>>>>>

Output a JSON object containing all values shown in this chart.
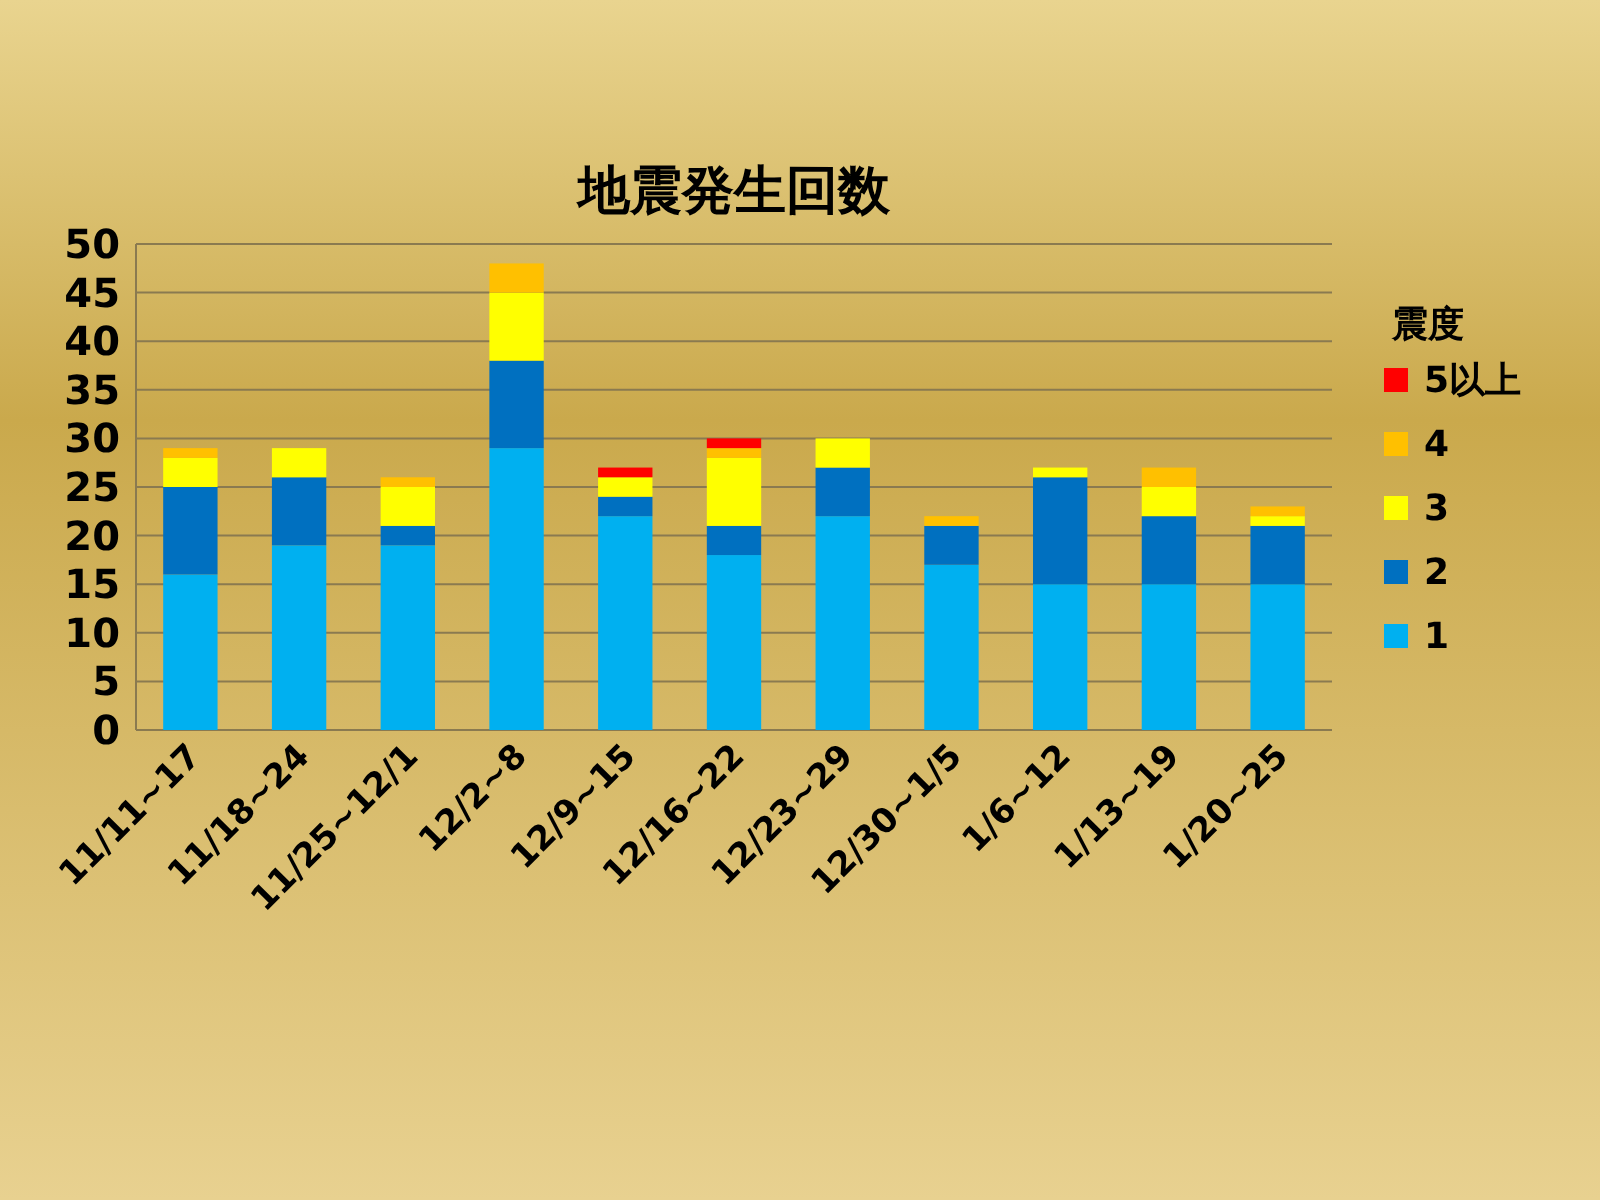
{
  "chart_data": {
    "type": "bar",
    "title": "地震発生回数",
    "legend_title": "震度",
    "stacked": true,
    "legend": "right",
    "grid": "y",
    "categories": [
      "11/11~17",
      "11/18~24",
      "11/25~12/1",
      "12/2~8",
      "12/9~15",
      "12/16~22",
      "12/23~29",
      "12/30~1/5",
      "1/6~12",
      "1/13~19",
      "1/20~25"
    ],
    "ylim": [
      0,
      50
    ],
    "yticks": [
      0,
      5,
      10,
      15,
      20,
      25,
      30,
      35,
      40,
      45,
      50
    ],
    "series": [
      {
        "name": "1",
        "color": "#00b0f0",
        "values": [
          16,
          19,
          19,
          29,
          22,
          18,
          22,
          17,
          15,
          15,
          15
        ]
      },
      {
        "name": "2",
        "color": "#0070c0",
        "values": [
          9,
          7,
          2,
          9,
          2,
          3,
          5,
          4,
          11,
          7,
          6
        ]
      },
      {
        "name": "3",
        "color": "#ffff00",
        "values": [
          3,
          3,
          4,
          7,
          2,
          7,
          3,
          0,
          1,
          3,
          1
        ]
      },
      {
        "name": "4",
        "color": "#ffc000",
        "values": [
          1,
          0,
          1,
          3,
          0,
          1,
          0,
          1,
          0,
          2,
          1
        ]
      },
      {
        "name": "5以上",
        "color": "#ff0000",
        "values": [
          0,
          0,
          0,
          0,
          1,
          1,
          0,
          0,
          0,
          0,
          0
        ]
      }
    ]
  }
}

<<<<<

[What you have to do]:
From the entries, copy out each line containing the word "color".

[Response to the task]:
        "color": "#00b0f0",
        "color": "#0070c0",
        "color": "#ffff00",
        "color": "#ffc000",
        "color": "#ff0000",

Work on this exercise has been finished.